A PET-CT study on the specificity of acupoints through acupuncture treatment in migraine patients
1 Acupuncture and Tuina School, Chengdu University of Traditional Chinese Medicine, Chengdu, 610075, China
2 Life Science Research Center, School of Life Science and Technology, Xidian University, Xi’an, Shaanxi, 710071, China
3 PET-CT center, Sichuan Provincial People’s Hospital, Chengdu, 610072, China
4 Acupuncture Department, The third affiliated hospital of zhejiang university of TCM, hangzhou, 310005, China
BMC Complementary and Alternative Medicine 2012, 12:123 doi:10.1186/1472-6882-12-123Published: 15 August 2012
In the field of acupuncture research, the topic of acupoint specificity has received increasing attention, but no unified conclusion has been reached on whether or not acupoint specificity exists. Furthermore, the majority of previous acupuncture neuroimaging studies have been performed using healthy subjects. In this study, patients with migraine were used to investigate acupoint specificity.
Thirty patients with migraine were enrolled and randomized into three groups: Traditional Acupuncture Group (TAG), Control Acupuncture Group (CAG), and Migraine Group (MG). The TAG was treated by acupuncture stimulation at Waiguan (TE5), Yang Lingquan (GB34), and Fengchi (GB20). The CAG was treated at Touwei (ST8), Pianli (LI6), and Zusanli (ST36). The MG received no treatment. Positron emission tomography with computed tomography (PET-CT) was used to test for differences in brain activation between the TAG and CAG versus MG, respectively.

• **DATA TO EXAMINE**
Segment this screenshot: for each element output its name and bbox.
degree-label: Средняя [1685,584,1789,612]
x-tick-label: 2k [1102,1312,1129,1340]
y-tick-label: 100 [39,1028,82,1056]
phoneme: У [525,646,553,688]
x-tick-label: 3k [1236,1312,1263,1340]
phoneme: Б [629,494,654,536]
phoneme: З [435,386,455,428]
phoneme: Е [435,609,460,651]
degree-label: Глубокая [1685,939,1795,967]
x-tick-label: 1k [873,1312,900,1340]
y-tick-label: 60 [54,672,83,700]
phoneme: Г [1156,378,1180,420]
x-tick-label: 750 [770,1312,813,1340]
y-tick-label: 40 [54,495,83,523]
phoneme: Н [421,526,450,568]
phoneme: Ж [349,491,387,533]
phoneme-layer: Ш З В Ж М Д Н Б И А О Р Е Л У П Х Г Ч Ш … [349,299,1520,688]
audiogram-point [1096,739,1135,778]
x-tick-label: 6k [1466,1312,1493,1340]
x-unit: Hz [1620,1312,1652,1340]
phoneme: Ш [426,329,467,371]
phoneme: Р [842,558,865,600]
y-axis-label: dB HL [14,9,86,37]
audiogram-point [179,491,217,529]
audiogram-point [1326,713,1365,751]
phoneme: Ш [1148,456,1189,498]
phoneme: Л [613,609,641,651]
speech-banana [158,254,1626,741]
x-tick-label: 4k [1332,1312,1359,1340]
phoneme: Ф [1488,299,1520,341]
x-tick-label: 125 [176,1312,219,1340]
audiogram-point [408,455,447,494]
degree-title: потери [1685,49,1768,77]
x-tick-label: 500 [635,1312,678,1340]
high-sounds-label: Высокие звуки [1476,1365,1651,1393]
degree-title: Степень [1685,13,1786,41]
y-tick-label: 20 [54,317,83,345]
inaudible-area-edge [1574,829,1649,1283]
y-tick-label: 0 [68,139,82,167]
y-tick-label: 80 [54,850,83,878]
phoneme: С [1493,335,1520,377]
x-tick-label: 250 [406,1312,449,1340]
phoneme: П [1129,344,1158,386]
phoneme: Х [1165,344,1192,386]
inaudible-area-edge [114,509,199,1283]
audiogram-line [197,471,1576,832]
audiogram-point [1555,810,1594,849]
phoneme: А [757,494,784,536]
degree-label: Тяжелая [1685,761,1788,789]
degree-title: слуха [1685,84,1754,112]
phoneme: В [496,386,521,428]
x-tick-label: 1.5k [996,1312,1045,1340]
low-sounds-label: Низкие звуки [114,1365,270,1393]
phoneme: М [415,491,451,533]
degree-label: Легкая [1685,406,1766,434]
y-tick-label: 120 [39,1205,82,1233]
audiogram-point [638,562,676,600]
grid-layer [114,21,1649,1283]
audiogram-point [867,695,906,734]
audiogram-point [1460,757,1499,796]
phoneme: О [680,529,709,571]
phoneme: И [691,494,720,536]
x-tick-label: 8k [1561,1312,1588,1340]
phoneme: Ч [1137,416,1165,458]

• **WORK ORDER A**
Extract the portion of the migraine acupuncture passage that starts at the words "Thirty patients with" and ends after the words "versus MG, respectively.".
• **WORK ORDER B**
According to the migraine acupuncture passage, at which acupoints was the Control Acupuncture Group treated?
The records come from a different source than the migraine acupuncture passage.

• **ANSWER SECTION A**
Thirty patients with migraine were enrolled and randomized into three groups: Traditional Acupuncture Group (TAG), Control Acupuncture Group (CAG), and Migraine Group (MG). The TAG was treated by acupuncture stimulation at Waiguan (TE5), Yang Lingquan (GB34), and Fengchi (GB20). The CAG was treated at Touwei (ST8), Pianli (LI6), and Zusanli (ST36). The MG received no treatment. Positron emission tomography with computed tomography (PET-CT) was used to test for differences in brain activation between the TAG and CAG versus MG, respectively.

• **ANSWER SECTION B**
Touwei (ST8), Pianli (LI6), and Zusanli (ST36).